* **What is expected**
Exclude images, then output the remaining data verbatim.

● ● ● ● ●

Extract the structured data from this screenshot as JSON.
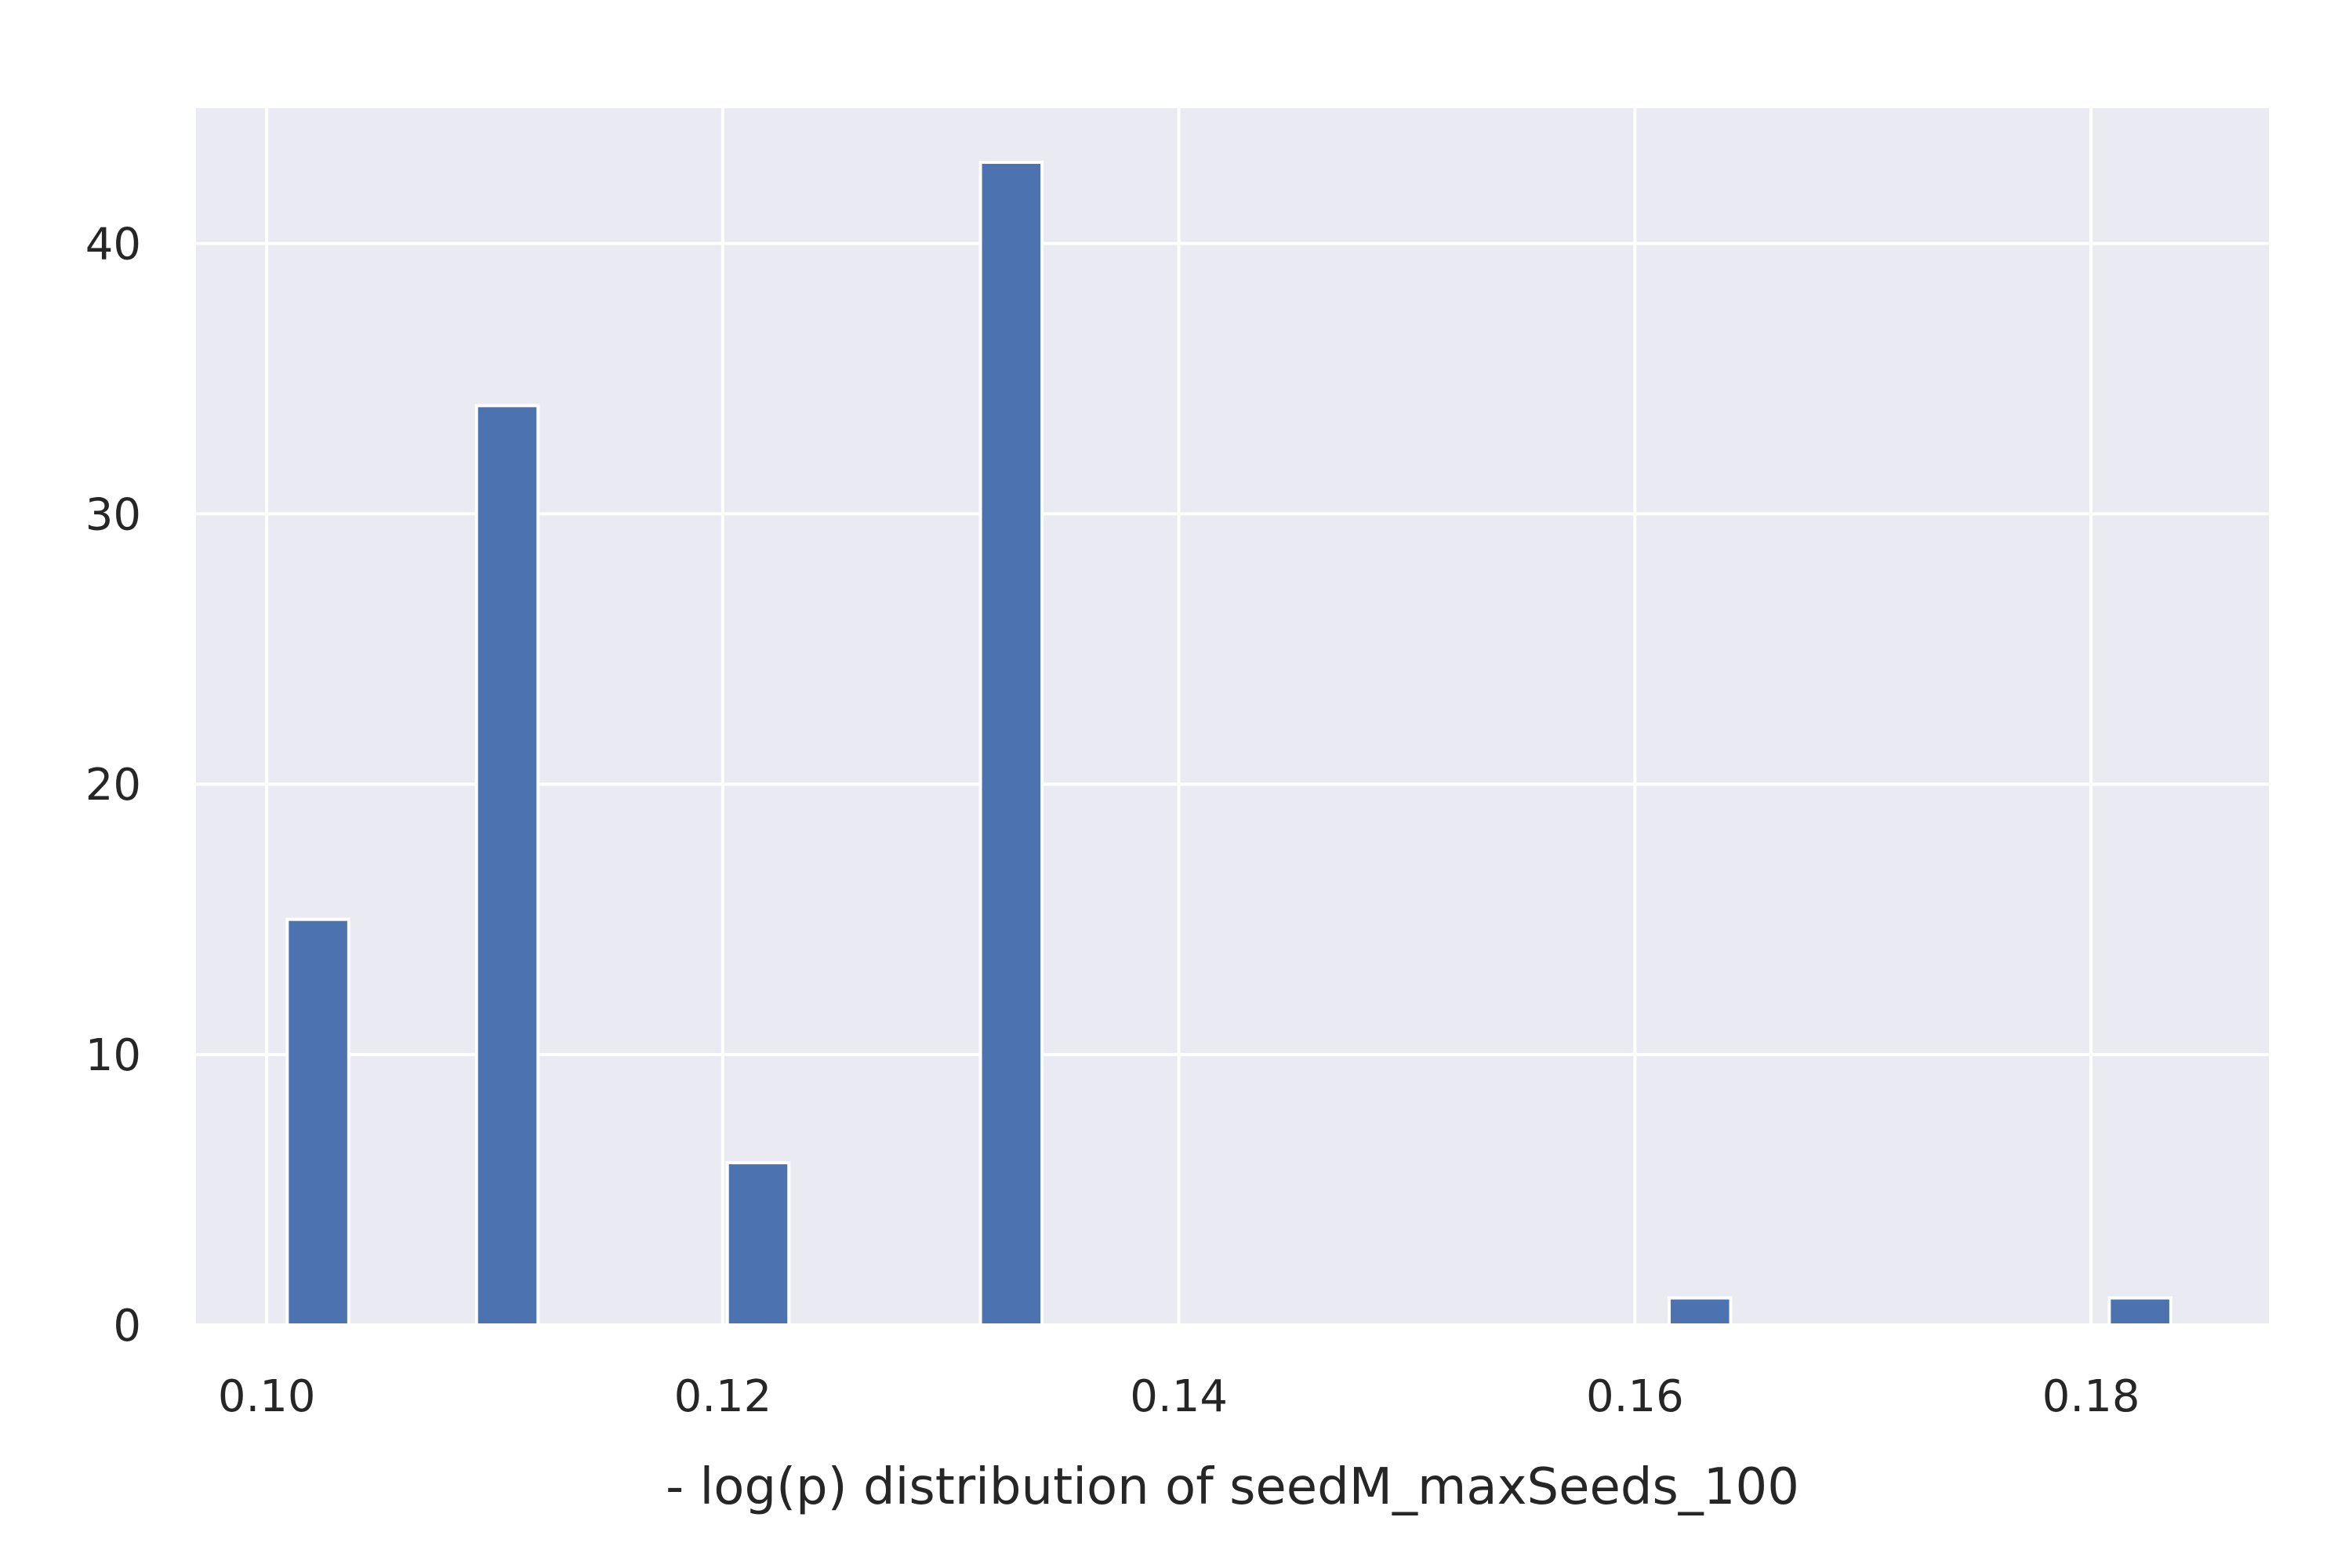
{
  "chart_data": {
    "type": "bar",
    "title": "",
    "xlabel": "- log(p) distribution of seedM_maxSeeds_100",
    "ylabel": "",
    "xlim": [
      0.0969,
      0.1878
    ],
    "ylim": [
      0,
      45
    ],
    "x_ticks": [
      {
        "value": 0.1,
        "label": "0.10"
      },
      {
        "value": 0.12,
        "label": "0.12"
      },
      {
        "value": 0.14,
        "label": "0.14"
      },
      {
        "value": 0.16,
        "label": "0.16"
      },
      {
        "value": 0.18,
        "label": "0.18"
      }
    ],
    "y_ticks": [
      {
        "value": 0,
        "label": "0"
      },
      {
        "value": 10,
        "label": "10"
      },
      {
        "value": 20,
        "label": "20"
      },
      {
        "value": 30,
        "label": "30"
      },
      {
        "value": 40,
        "label": "40"
      }
    ],
    "bins": [
      {
        "x0": 0.1009,
        "x1": 0.1036,
        "count": 15
      },
      {
        "x0": 0.1092,
        "x1": 0.1119,
        "count": 34
      },
      {
        "x0": 0.1202,
        "x1": 0.1229,
        "count": 6
      },
      {
        "x0": 0.1313,
        "x1": 0.134,
        "count": 43
      },
      {
        "x0": 0.1615,
        "x1": 0.1642,
        "count": 1
      },
      {
        "x0": 0.1808,
        "x1": 0.1835,
        "count": 1
      }
    ],
    "grid": true,
    "colors": {
      "bar": "#4c72b0",
      "plot_background": "#eaeaf2",
      "grid": "#ffffff",
      "text": "#262626"
    }
  }
}
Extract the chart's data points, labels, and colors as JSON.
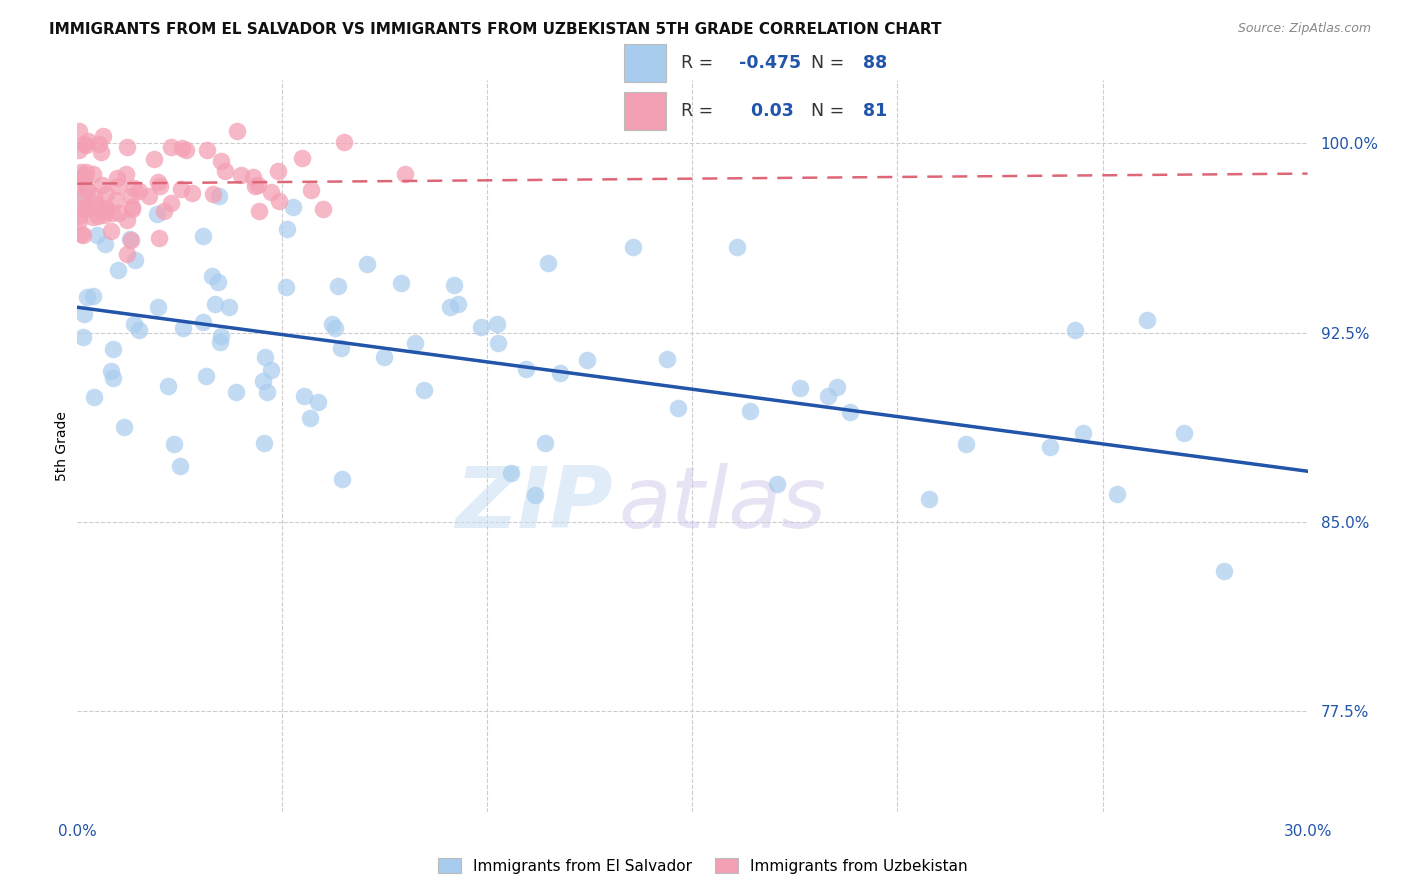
{
  "title": "IMMIGRANTS FROM EL SALVADOR VS IMMIGRANTS FROM UZBEKISTAN 5TH GRADE CORRELATION CHART",
  "source": "Source: ZipAtlas.com",
  "ylabel": "5th Grade",
  "ytick_labels": [
    "100.0%",
    "92.5%",
    "85.0%",
    "77.5%"
  ],
  "ytick_values": [
    1.0,
    0.925,
    0.85,
    0.775
  ],
  "xmin": 0.0,
  "xmax": 0.3,
  "ymin": 0.735,
  "ymax": 1.025,
  "legend_el_salvador": "Immigrants from El Salvador",
  "legend_uzbekistan": "Immigrants from Uzbekistan",
  "R_el_salvador": -0.475,
  "N_el_salvador": 88,
  "R_uzbekistan": 0.03,
  "N_uzbekistan": 81,
  "blue_scatter_color": "#A8CCEE",
  "pink_scatter_color": "#F4A0B4",
  "blue_line_color": "#2255AA",
  "pink_line_color": "#DD6677",
  "axis_color": "#2255AA",
  "grid_color": "#cccccc",
  "blue_trend_x0": 0.0,
  "blue_trend_y0": 0.935,
  "blue_trend_x1": 0.3,
  "blue_trend_y1": 0.87,
  "pink_trend_x0": 0.0,
  "pink_trend_y0": 0.984,
  "pink_trend_x1": 0.3,
  "pink_trend_y1": 0.988
}
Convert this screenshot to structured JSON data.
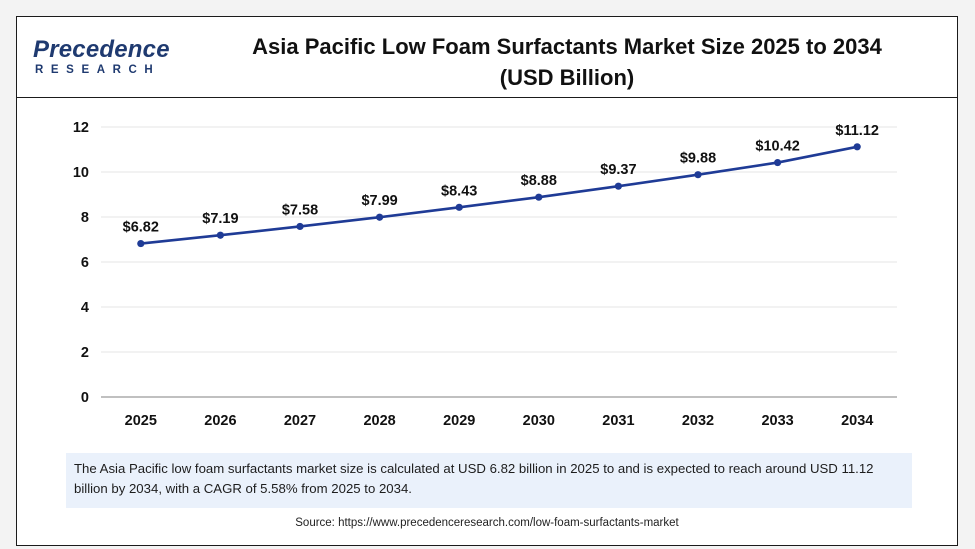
{
  "logo": {
    "main": "Precedence",
    "sub": "RESEARCH"
  },
  "title_line1": "Asia Pacific Low Foam Surfactants Market Size 2025 to 2034",
  "title_line2": "(USD Billion)",
  "note": "The Asia Pacific low foam surfactants market size is calculated at USD 6.82 billion in 2025 to and is expected to reach around USD 11.12 billion by 2034, with a CAGR of 5.58% from 2025 to 2034.",
  "source": "Source: https://www.precedenceresearch.com/low-foam-surfactants-market",
  "colors": {
    "line": "#1f3b96",
    "brand": "#1f3a70",
    "note_bg": "#eaf1fb"
  },
  "chart_data": {
    "type": "line",
    "x": [
      "2025",
      "2026",
      "2027",
      "2028",
      "2029",
      "2030",
      "2031",
      "2032",
      "2033",
      "2034"
    ],
    "series": [
      {
        "values": [
          6.82,
          7.19,
          7.58,
          7.99,
          8.43,
          8.88,
          9.37,
          9.88,
          10.42,
          11.12
        ],
        "labels": [
          "$6.82",
          "$7.19",
          "$7.58",
          "$7.99",
          "$8.43",
          "$8.88",
          "$9.37",
          "$9.88",
          "$10.42",
          "$11.12"
        ]
      }
    ],
    "yticks": [
      0,
      2,
      4,
      6,
      8,
      10,
      12
    ],
    "ylim": [
      0,
      12
    ],
    "grid": true,
    "legend": "none"
  }
}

● ● ● ● ●

* **Result of this task**
Extract the structured data from this screenshot as JSON.
{
  "chart_data": {
    "type": "bar",
    "title": "",
    "xlabel": "- log(p) distribution of seedM_maxSeeds_100",
    "ylabel": "",
    "xlim": [
      0.0969,
      0.1878
    ],
    "ylim": [
      0,
      45
    ],
    "x_ticks": [
      {
        "value": 0.1,
        "label": "0.10"
      },
      {
        "value": 0.12,
        "label": "0.12"
      },
      {
        "value": 0.14,
        "label": "0.14"
      },
      {
        "value": 0.16,
        "label": "0.16"
      },
      {
        "value": 0.18,
        "label": "0.18"
      }
    ],
    "y_ticks": [
      {
        "value": 0,
        "label": "0"
      },
      {
        "value": 10,
        "label": "10"
      },
      {
        "value": 20,
        "label": "20"
      },
      {
        "value": 30,
        "label": "30"
      },
      {
        "value": 40,
        "label": "40"
      }
    ],
    "bins": [
      {
        "x0": 0.1009,
        "x1": 0.1036,
        "count": 15
      },
      {
        "x0": 0.1092,
        "x1": 0.1119,
        "count": 34
      },
      {
        "x0": 0.1202,
        "x1": 0.1229,
        "count": 6
      },
      {
        "x0": 0.1313,
        "x1": 0.134,
        "count": 43
      },
      {
        "x0": 0.1615,
        "x1": 0.1642,
        "count": 1
      },
      {
        "x0": 0.1808,
        "x1": 0.1835,
        "count": 1
      }
    ],
    "grid": true,
    "colors": {
      "bar": "#4c72b0",
      "plot_background": "#eaeaf2",
      "grid": "#ffffff",
      "text": "#262626"
    }
  }
}
Extract the chart's data points, labels, and colors as JSON.
{
  "title": "IMMIGRANTS FROM EL SALVADOR VS IMMIGRANTS FROM UZBEKISTAN 5TH GRADE CORRELATION CHART",
  "source": "Source: ZipAtlas.com",
  "ylabel": "5th Grade",
  "ytick_labels": [
    "100.0%",
    "92.5%",
    "85.0%",
    "77.5%"
  ],
  "ytick_values": [
    1.0,
    0.925,
    0.85,
    0.775
  ],
  "xmin": 0.0,
  "xmax": 0.3,
  "ymin": 0.735,
  "ymax": 1.025,
  "legend_el_salvador": "Immigrants from El Salvador",
  "legend_uzbekistan": "Immigrants from Uzbekistan",
  "R_el_salvador": -0.475,
  "N_el_salvador": 88,
  "R_uzbekistan": 0.03,
  "N_uzbekistan": 81,
  "blue_scatter_color": "#A8CCEE",
  "pink_scatter_color": "#F4A0B4",
  "blue_line_color": "#2255AA",
  "pink_line_color": "#DD6677",
  "axis_color": "#2255AA",
  "grid_color": "#cccccc",
  "blue_trend_x0": 0.0,
  "blue_trend_y0": 0.935,
  "blue_trend_x1": 0.3,
  "blue_trend_y1": 0.87,
  "pink_trend_x0": 0.0,
  "pink_trend_y0": 0.984,
  "pink_trend_x1": 0.3,
  "pink_trend_y1": 0.988
}
Convert this screenshot to structured JSON data.
{
  "logo": {
    "main": "Precedence",
    "sub": "RESEARCH"
  },
  "title_line1": "Asia Pacific Low Foam Surfactants Market Size 2025 to 2034",
  "title_line2": "(USD Billion)",
  "note": "The Asia Pacific low foam surfactants market size is calculated at USD 6.82 billion in 2025 to and is expected to reach around USD 11.12 billion by 2034, with a CAGR of 5.58% from 2025 to 2034.",
  "source": "Source: https://www.precedenceresearch.com/low-foam-surfactants-market",
  "colors": {
    "line": "#1f3b96",
    "brand": "#1f3a70",
    "note_bg": "#eaf1fb"
  },
  "chart_data": {
    "type": "line",
    "x": [
      "2025",
      "2026",
      "2027",
      "2028",
      "2029",
      "2030",
      "2031",
      "2032",
      "2033",
      "2034"
    ],
    "series": [
      {
        "values": [
          6.82,
          7.19,
          7.58,
          7.99,
          8.43,
          8.88,
          9.37,
          9.88,
          10.42,
          11.12
        ],
        "labels": [
          "$6.82",
          "$7.19",
          "$7.58",
          "$7.99",
          "$8.43",
          "$8.88",
          "$9.37",
          "$9.88",
          "$10.42",
          "$11.12"
        ]
      }
    ],
    "yticks": [
      0,
      2,
      4,
      6,
      8,
      10,
      12
    ],
    "ylim": [
      0,
      12
    ],
    "grid": true,
    "legend": "none"
  }
}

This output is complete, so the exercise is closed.